• _Exercise description_:
Locate the word "port" in the entries below, then gather every line that holds it.

• _Provided material_:
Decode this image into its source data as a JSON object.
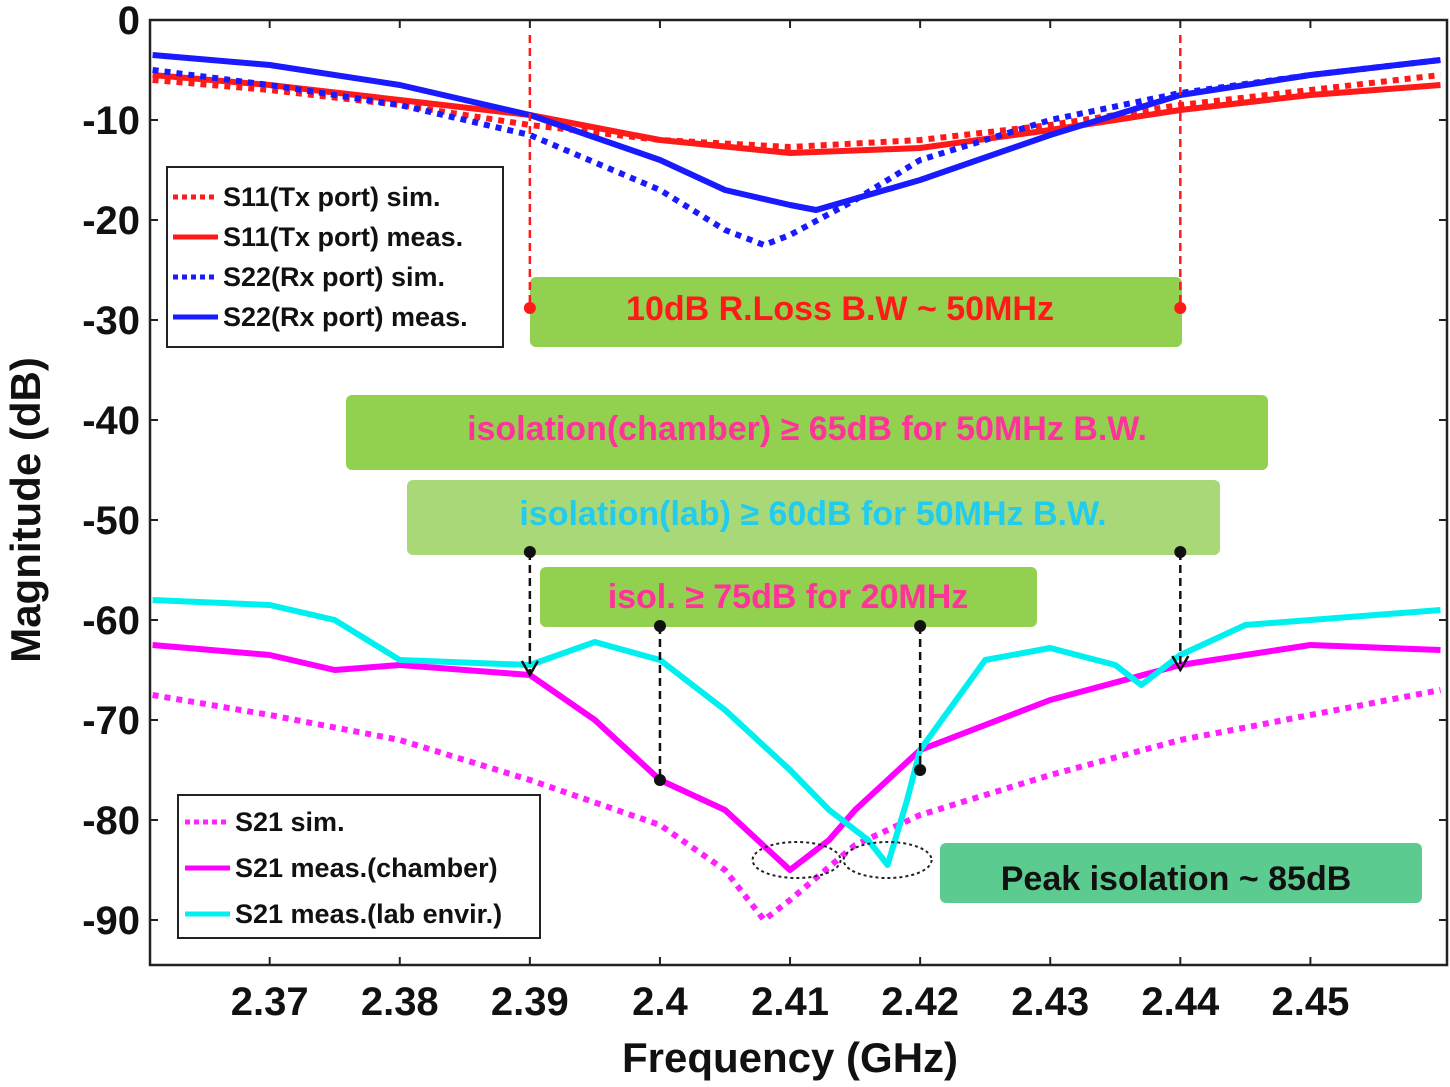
{
  "chart_data": {
    "type": "line",
    "xlabel": "Frequency (GHz)",
    "ylabel": "Magnitude (dB)",
    "xlim": [
      2.3608,
      2.4605
    ],
    "ylim": [
      -94.5,
      0
    ],
    "xticks": [
      "2.37",
      "2.38",
      "2.39",
      "2.4",
      "2.41",
      "2.42",
      "2.43",
      "2.44",
      "2.45"
    ],
    "yticks": [
      "0",
      "-10",
      "-20",
      "-30",
      "-40",
      "-50",
      "-60",
      "-70",
      "-80",
      "-90"
    ],
    "grid": false,
    "series": [
      {
        "name": "S11(Tx port) sim.",
        "color": "#ff1a1a",
        "style": "dotted",
        "legend": "top-left",
        "x": [
          2.361,
          2.37,
          2.38,
          2.39,
          2.4,
          2.41,
          2.42,
          2.43,
          2.44,
          2.45,
          2.46
        ],
        "y": [
          -6,
          -7,
          -8.5,
          -10.5,
          -12,
          -12.7,
          -12,
          -10.5,
          -8.5,
          -7,
          -5.5
        ]
      },
      {
        "name": "S11(Tx port) meas.",
        "color": "#ff1a1a",
        "style": "solid",
        "legend": "top-left",
        "x": [
          2.361,
          2.37,
          2.38,
          2.39,
          2.4,
          2.41,
          2.42,
          2.43,
          2.44,
          2.45,
          2.46
        ],
        "y": [
          -5.5,
          -6.5,
          -8,
          -9.5,
          -12,
          -13.3,
          -12.8,
          -11,
          -9,
          -7.5,
          -6.5
        ]
      },
      {
        "name": "S22(Rx port) sim.",
        "color": "#1a1aff",
        "style": "dotted",
        "legend": "top-left",
        "x": [
          2.361,
          2.37,
          2.38,
          2.39,
          2.4,
          2.405,
          2.408,
          2.41,
          2.415,
          2.42,
          2.43,
          2.44,
          2.45,
          2.46
        ],
        "y": [
          -5,
          -6.5,
          -8.5,
          -11.5,
          -17,
          -21,
          -22.5,
          -21.5,
          -18,
          -14,
          -10,
          -7.3,
          -5.5,
          -4
        ]
      },
      {
        "name": "S22(Rx port) meas.",
        "color": "#1a1aff",
        "style": "solid",
        "legend": "top-left",
        "x": [
          2.361,
          2.37,
          2.38,
          2.39,
          2.4,
          2.405,
          2.41,
          2.412,
          2.42,
          2.43,
          2.44,
          2.45,
          2.46
        ],
        "y": [
          -3.5,
          -4.5,
          -6.5,
          -9.5,
          -14,
          -17,
          -18.5,
          -19,
          -16,
          -11.5,
          -7.5,
          -5.5,
          -4
        ]
      },
      {
        "name": "S21 sim.",
        "color": "#ff22ff",
        "style": "dotted",
        "legend": "bottom-left",
        "x": [
          2.361,
          2.37,
          2.38,
          2.39,
          2.4,
          2.405,
          2.408,
          2.41,
          2.415,
          2.42,
          2.43,
          2.44,
          2.45,
          2.46
        ],
        "y": [
          -67.5,
          -69.5,
          -72,
          -76,
          -80.5,
          -85,
          -90,
          -88,
          -82.5,
          -79.5,
          -75.5,
          -72,
          -69.5,
          -67
        ]
      },
      {
        "name": "S21 meas.(chamber)",
        "color": "#ff00ff",
        "style": "solid",
        "legend": "bottom-left",
        "x": [
          2.361,
          2.37,
          2.375,
          2.38,
          2.39,
          2.395,
          2.4,
          2.405,
          2.41,
          2.413,
          2.415,
          2.42,
          2.43,
          2.44,
          2.45,
          2.46
        ],
        "y": [
          -62.5,
          -63.5,
          -65,
          -64.5,
          -65.5,
          -70,
          -76,
          -79,
          -85,
          -82,
          -79,
          -73,
          -68,
          -64.5,
          -62.5,
          -63
        ]
      },
      {
        "name": "S21 meas.(lab envir.)",
        "color": "#00f0f0",
        "style": "solid",
        "legend": "bottom-left",
        "x": [
          2.361,
          2.37,
          2.375,
          2.38,
          2.39,
          2.395,
          2.4,
          2.405,
          2.41,
          2.413,
          2.416,
          2.4175,
          2.419,
          2.42,
          2.425,
          2.43,
          2.435,
          2.437,
          2.44,
          2.445,
          2.45,
          2.46
        ],
        "y": [
          -58,
          -58.5,
          -60,
          -64,
          -64.5,
          -62.2,
          -64,
          -69,
          -75,
          -79,
          -82,
          -84.5,
          -78,
          -73,
          -64,
          -62.8,
          -64.5,
          -66.5,
          -63.5,
          -60.5,
          -60,
          -59
        ]
      }
    ],
    "annotations": [
      {
        "text": "10dB  R.Loss B.W ~ 50MHz",
        "color": "#ff1a1a",
        "box": "#92d050"
      },
      {
        "text": "isolation(chamber)  ≥  65dB for 50MHz B.W.",
        "color": "#ff3399",
        "box": "#92d050"
      },
      {
        "text": "isolation(lab)  ≥  60dB for 50MHz B.W.",
        "color": "#22ccee",
        "box": "#a9d878"
      },
      {
        "text": "isol.  ≥ 75dB for 20MHz",
        "color": "#ff3399",
        "box": "#92d050"
      },
      {
        "text": "Peak isolation ~ 85dB",
        "color": "#111111",
        "box": "#5ccb8f"
      }
    ],
    "markers": {
      "rloss_band": [
        2.39,
        2.44
      ],
      "lab_band": [
        2.39,
        2.44
      ],
      "chamber_20mhz_band": [
        2.4,
        2.42
      ]
    }
  }
}
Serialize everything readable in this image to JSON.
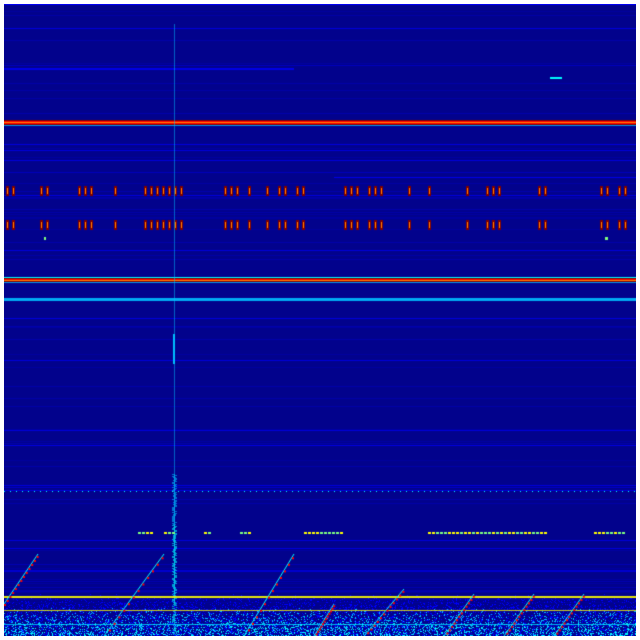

• _Problem solution_:
        "name": "S11(Tx port) sim.",
        "name": "S11(Tx port) meas.",
        "name": "S22(Rx port) sim.",
        "name": "S22(Rx port) meas.",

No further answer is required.